— Supplied entries —
####################
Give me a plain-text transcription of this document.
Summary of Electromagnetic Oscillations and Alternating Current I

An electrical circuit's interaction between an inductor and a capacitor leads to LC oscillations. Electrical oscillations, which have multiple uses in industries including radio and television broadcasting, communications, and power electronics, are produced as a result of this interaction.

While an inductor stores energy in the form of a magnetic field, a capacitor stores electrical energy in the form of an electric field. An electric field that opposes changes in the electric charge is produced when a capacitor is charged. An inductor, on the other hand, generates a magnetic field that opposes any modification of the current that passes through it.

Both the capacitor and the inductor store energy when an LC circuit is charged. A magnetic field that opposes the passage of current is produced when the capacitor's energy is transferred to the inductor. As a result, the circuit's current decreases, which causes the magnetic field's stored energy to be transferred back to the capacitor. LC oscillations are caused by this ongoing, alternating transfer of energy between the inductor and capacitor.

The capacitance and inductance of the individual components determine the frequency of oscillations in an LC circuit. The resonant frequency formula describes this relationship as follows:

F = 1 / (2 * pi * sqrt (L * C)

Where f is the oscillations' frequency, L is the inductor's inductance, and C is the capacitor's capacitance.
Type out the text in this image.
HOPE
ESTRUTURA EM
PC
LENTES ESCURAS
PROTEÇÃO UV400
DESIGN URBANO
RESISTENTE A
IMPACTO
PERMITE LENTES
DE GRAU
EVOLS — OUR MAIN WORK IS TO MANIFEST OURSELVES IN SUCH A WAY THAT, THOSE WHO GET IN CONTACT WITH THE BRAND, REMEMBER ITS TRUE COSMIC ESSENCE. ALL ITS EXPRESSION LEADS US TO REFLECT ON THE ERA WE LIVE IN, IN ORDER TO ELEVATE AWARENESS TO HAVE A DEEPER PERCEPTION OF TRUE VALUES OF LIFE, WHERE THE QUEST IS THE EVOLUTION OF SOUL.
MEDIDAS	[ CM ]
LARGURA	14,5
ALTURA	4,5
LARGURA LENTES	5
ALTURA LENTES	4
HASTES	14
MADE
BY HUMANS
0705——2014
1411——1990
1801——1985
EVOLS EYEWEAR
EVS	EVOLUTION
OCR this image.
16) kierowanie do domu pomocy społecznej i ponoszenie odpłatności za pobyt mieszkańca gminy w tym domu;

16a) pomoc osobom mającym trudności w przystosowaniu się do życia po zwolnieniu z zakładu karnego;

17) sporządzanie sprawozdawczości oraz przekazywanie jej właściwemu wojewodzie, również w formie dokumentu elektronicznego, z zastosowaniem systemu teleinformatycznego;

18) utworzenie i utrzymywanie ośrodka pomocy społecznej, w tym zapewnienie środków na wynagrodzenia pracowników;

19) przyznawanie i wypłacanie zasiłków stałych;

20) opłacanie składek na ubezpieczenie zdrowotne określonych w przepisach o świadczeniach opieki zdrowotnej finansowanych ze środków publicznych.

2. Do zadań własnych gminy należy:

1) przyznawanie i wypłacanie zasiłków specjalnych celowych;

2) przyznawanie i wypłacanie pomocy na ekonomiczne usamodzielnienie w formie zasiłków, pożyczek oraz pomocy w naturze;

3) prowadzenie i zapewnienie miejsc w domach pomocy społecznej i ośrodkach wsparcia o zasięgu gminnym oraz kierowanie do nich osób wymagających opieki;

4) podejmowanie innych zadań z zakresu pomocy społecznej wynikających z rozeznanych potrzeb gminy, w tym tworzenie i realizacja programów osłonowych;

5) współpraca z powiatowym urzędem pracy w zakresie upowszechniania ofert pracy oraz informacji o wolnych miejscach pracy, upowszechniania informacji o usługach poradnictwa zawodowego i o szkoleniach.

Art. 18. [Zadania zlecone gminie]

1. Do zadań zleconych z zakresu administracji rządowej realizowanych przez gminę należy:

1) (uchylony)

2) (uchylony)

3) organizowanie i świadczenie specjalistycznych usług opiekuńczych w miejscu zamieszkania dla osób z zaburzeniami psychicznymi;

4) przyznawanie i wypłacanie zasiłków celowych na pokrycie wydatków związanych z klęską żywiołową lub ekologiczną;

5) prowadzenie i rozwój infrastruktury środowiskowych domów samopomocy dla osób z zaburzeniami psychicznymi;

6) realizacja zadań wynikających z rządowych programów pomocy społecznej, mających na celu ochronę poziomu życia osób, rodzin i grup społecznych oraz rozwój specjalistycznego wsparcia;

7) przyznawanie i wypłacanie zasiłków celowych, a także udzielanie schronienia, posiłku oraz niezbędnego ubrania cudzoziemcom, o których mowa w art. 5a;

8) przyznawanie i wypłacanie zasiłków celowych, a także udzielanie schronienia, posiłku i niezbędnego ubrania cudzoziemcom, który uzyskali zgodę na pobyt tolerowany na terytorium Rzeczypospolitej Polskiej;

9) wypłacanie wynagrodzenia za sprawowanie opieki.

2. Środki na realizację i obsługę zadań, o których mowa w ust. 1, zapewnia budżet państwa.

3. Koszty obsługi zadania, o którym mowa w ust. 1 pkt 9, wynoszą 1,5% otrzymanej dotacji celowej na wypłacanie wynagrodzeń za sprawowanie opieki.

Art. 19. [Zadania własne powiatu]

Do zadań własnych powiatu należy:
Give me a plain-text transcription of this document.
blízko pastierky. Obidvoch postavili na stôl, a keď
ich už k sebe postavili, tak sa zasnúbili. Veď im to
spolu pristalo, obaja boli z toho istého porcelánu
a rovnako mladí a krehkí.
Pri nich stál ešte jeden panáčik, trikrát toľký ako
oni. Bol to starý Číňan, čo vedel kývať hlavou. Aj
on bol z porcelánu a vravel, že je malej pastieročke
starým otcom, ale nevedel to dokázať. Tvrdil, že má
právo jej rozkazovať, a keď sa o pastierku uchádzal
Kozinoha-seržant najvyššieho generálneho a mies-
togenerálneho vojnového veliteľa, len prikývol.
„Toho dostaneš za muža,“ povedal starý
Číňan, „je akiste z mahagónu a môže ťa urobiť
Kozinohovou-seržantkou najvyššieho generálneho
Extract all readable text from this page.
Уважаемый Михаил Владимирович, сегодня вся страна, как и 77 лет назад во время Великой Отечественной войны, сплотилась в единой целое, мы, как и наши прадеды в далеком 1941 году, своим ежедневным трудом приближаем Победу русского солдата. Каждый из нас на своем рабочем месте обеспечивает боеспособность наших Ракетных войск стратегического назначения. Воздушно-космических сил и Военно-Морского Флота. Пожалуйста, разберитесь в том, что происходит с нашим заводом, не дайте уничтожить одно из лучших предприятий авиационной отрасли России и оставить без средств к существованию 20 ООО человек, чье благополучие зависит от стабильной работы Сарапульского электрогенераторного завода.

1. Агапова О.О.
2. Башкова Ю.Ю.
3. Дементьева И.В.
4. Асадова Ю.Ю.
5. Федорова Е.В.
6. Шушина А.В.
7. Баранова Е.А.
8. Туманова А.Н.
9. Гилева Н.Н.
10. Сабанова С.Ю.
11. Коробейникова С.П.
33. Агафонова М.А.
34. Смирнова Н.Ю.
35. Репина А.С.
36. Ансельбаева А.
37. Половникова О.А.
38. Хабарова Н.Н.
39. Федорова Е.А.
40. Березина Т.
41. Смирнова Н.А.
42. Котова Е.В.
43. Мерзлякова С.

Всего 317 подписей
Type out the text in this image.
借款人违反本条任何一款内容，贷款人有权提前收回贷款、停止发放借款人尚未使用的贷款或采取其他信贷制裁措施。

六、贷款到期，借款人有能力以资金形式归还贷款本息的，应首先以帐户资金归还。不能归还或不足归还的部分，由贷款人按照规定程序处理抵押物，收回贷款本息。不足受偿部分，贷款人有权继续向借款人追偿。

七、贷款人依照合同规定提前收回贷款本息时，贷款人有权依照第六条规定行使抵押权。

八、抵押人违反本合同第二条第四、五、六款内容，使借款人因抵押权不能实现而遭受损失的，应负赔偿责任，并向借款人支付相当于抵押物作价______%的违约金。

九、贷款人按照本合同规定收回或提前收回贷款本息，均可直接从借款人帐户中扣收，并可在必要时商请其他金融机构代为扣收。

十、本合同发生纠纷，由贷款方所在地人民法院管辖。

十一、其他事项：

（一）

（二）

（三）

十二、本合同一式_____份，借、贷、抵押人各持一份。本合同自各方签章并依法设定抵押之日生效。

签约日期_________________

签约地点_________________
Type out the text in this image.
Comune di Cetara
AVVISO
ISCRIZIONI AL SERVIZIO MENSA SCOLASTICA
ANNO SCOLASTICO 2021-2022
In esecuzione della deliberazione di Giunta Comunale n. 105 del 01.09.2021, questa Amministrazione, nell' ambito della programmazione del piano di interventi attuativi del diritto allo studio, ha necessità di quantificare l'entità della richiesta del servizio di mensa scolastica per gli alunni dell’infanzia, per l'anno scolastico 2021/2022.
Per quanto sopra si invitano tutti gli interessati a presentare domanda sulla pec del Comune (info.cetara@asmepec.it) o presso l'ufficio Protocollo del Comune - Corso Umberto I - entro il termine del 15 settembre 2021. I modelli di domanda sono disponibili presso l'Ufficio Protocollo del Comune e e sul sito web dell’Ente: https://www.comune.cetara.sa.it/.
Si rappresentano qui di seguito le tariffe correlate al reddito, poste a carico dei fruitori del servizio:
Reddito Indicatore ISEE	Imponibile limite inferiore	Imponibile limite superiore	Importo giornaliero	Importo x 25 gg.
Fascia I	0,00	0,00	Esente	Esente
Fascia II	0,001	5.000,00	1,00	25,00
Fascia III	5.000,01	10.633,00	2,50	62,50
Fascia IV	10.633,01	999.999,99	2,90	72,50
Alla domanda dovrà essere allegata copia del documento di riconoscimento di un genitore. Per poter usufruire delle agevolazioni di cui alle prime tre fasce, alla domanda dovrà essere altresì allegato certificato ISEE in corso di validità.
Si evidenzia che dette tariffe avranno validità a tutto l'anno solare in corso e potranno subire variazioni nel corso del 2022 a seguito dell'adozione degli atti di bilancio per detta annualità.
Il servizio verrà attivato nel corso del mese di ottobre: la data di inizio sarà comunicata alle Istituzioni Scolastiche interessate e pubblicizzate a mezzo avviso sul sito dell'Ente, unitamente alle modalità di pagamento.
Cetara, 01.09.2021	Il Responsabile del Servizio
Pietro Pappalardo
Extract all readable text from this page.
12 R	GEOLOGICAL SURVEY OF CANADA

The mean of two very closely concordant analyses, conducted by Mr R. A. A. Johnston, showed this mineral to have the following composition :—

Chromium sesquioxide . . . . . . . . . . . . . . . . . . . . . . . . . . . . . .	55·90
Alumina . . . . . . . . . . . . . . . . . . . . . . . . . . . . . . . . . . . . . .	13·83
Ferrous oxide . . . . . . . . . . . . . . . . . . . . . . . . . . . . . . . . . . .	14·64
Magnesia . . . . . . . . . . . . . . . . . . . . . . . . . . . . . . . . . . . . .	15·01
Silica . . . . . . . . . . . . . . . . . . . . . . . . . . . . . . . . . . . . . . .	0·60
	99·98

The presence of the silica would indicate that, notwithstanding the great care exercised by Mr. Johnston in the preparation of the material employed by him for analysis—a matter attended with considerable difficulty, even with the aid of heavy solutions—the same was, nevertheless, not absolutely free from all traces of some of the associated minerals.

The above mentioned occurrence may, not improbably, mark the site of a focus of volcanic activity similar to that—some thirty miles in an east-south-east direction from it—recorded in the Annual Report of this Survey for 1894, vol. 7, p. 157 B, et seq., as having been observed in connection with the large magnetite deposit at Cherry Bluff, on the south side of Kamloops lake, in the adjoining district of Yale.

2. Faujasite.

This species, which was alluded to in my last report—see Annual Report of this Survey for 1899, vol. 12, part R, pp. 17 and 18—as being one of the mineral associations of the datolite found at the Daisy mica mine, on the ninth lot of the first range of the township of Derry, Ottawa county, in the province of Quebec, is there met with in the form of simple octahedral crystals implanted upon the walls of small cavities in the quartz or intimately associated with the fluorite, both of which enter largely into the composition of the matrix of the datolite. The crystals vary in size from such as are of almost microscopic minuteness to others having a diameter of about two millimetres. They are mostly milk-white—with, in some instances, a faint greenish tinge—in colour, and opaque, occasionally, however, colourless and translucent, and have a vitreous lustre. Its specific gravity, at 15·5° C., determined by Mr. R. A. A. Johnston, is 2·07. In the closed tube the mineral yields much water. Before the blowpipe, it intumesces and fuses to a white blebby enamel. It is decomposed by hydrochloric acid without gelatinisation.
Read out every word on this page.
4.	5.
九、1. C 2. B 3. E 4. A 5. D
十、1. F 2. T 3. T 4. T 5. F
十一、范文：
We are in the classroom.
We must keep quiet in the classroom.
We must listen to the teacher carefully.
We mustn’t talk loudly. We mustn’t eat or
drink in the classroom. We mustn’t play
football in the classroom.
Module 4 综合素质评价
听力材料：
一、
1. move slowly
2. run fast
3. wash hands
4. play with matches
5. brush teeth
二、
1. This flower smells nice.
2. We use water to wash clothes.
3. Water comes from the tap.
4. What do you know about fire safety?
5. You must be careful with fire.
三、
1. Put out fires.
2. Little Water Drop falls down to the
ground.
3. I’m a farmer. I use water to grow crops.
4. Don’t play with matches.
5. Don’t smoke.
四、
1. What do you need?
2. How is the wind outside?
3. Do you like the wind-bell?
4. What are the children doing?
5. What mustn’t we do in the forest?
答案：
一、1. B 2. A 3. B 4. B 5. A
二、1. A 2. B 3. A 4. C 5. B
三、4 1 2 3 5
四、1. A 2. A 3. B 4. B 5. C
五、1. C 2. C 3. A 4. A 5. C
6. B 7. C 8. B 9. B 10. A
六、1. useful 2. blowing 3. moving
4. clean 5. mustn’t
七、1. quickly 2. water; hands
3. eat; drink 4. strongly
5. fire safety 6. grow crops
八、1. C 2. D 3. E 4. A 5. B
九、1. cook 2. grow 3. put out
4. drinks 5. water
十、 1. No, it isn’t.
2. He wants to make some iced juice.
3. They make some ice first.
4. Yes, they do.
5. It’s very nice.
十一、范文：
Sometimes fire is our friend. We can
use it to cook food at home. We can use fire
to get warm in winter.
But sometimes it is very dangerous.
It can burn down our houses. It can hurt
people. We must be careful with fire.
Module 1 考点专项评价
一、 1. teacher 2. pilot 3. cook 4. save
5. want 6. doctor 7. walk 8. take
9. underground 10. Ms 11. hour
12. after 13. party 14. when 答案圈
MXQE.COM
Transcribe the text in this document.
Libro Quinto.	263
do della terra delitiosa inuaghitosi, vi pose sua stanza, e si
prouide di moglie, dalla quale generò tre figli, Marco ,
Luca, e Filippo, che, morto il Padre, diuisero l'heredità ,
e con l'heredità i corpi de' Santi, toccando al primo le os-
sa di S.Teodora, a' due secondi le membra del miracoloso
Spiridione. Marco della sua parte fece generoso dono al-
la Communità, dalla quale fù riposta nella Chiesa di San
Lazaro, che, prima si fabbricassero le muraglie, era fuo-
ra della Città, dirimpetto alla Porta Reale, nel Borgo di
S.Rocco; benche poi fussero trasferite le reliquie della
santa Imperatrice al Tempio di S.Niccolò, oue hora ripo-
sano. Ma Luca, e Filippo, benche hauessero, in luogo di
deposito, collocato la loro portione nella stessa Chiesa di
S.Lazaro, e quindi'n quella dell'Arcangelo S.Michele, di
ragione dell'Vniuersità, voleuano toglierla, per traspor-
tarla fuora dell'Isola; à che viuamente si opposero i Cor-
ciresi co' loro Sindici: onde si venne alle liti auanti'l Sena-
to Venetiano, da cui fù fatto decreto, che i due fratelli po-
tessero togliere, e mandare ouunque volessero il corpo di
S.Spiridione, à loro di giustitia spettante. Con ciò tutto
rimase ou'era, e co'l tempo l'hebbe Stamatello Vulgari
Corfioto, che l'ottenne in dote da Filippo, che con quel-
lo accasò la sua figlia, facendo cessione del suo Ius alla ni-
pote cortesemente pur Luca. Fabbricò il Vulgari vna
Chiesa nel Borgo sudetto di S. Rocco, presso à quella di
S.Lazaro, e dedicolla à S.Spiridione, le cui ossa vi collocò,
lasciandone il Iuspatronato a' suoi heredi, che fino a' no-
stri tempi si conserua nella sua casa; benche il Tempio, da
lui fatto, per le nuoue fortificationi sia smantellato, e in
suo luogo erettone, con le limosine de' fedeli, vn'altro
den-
####################
— Task goal —
Tell how many lines of the material above hold "EVOLS", answering with a bare number.

— Reply —
2